EXERCISE INPUTS.
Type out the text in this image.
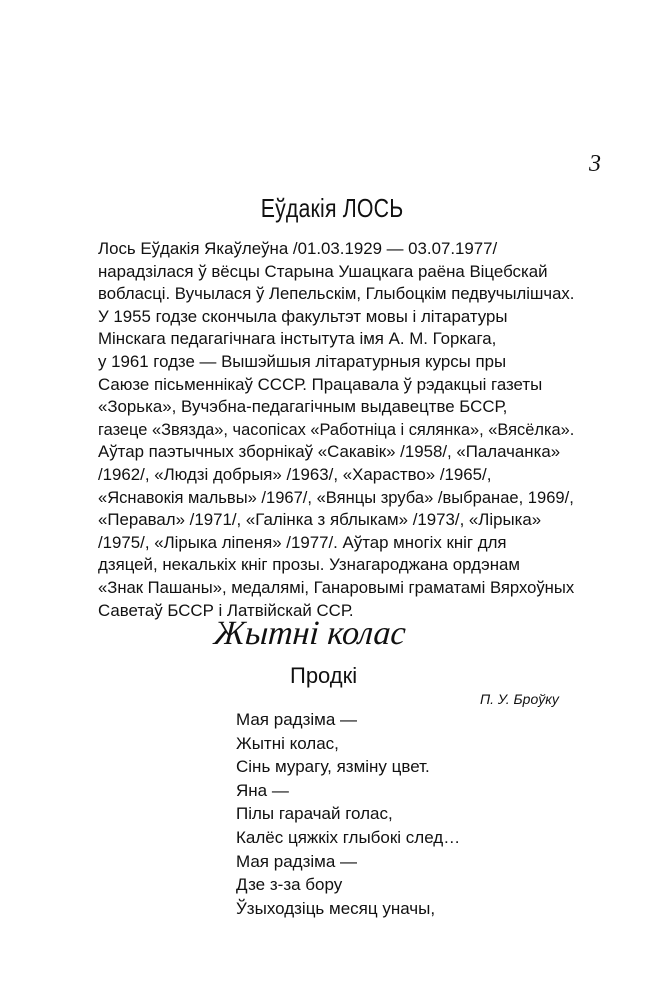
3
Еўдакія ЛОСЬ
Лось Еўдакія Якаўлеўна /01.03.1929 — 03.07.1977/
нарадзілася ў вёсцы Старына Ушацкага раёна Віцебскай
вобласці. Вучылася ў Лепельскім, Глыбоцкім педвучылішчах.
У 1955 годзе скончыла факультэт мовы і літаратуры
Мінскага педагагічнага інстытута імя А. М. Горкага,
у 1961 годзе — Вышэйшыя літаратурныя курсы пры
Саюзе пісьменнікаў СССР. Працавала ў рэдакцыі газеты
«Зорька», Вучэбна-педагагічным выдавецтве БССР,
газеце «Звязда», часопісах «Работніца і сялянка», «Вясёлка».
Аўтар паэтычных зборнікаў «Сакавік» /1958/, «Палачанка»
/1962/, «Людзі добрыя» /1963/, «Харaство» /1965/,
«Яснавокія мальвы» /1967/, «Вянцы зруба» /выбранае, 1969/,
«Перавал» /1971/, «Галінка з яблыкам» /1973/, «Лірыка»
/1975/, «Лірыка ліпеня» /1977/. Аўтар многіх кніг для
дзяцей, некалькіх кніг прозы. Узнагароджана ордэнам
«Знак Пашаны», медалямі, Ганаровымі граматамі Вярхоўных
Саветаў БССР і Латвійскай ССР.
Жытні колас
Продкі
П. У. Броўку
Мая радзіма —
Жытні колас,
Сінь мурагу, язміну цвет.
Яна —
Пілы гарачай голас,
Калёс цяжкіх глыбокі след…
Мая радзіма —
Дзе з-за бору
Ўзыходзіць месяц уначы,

==

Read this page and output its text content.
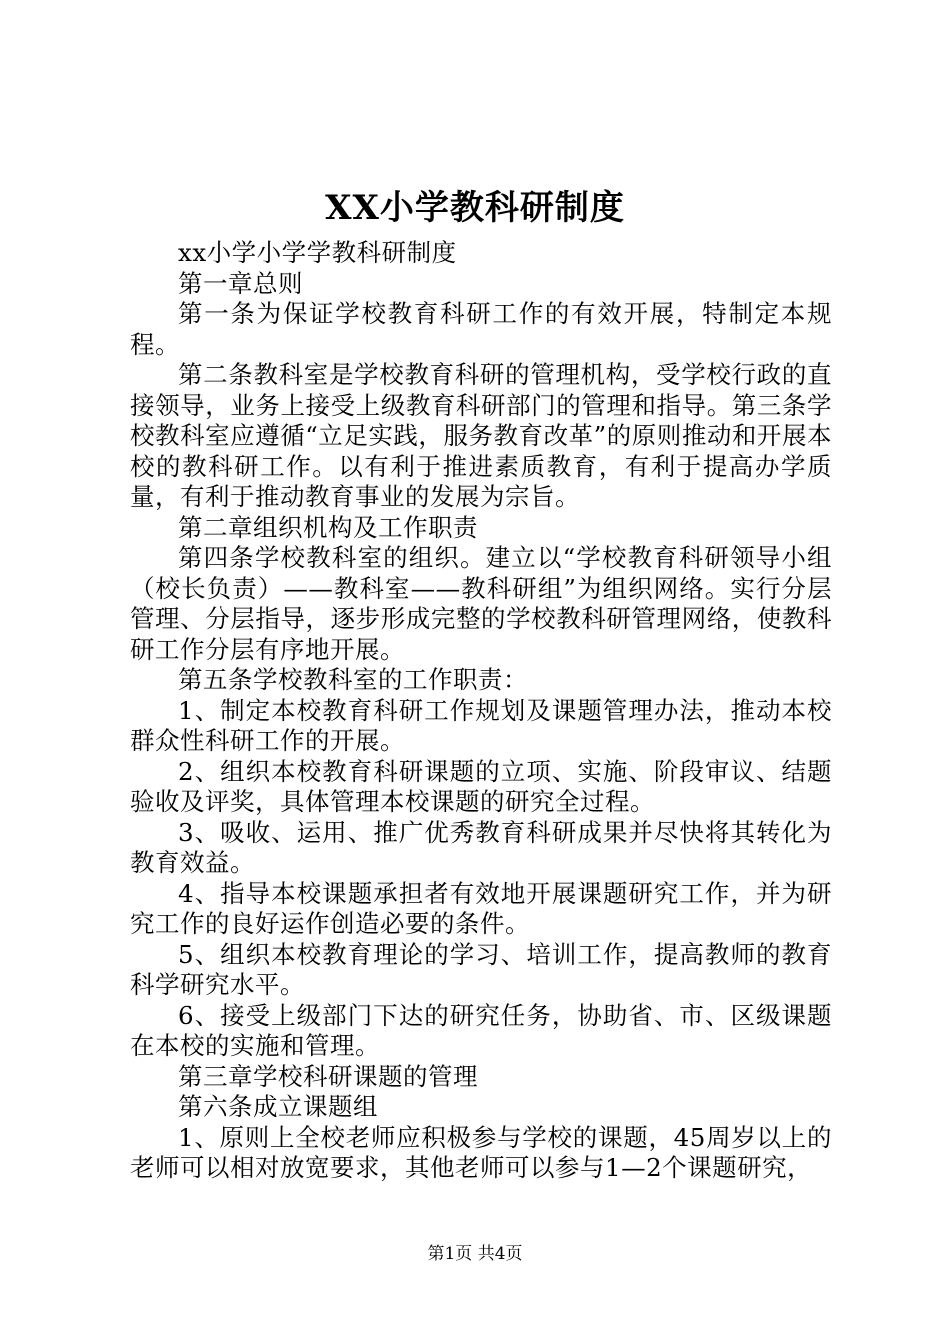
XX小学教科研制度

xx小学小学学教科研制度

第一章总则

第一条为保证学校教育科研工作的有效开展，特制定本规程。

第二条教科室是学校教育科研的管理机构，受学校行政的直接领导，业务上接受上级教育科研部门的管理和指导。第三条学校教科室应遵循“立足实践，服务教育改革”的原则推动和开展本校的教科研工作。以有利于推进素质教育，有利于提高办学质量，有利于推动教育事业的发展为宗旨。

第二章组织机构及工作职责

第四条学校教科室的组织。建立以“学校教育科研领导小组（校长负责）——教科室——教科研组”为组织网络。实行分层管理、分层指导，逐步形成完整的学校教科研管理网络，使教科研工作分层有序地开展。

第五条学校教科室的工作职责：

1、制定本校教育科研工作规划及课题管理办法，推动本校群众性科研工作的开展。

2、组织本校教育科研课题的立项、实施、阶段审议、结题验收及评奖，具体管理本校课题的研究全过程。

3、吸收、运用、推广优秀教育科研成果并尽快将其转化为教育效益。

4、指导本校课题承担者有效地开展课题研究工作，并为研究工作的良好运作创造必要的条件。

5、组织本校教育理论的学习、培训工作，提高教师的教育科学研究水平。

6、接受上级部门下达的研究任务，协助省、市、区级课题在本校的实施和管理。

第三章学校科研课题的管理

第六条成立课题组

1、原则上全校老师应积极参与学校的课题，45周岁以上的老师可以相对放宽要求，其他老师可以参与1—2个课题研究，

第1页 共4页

PROBLEM TO WORK ON. Using the records above, find and show each line with the string "this".

ANSWER TO THE PROBLEM.
Type out the text in this image.
Read this page and output its text content.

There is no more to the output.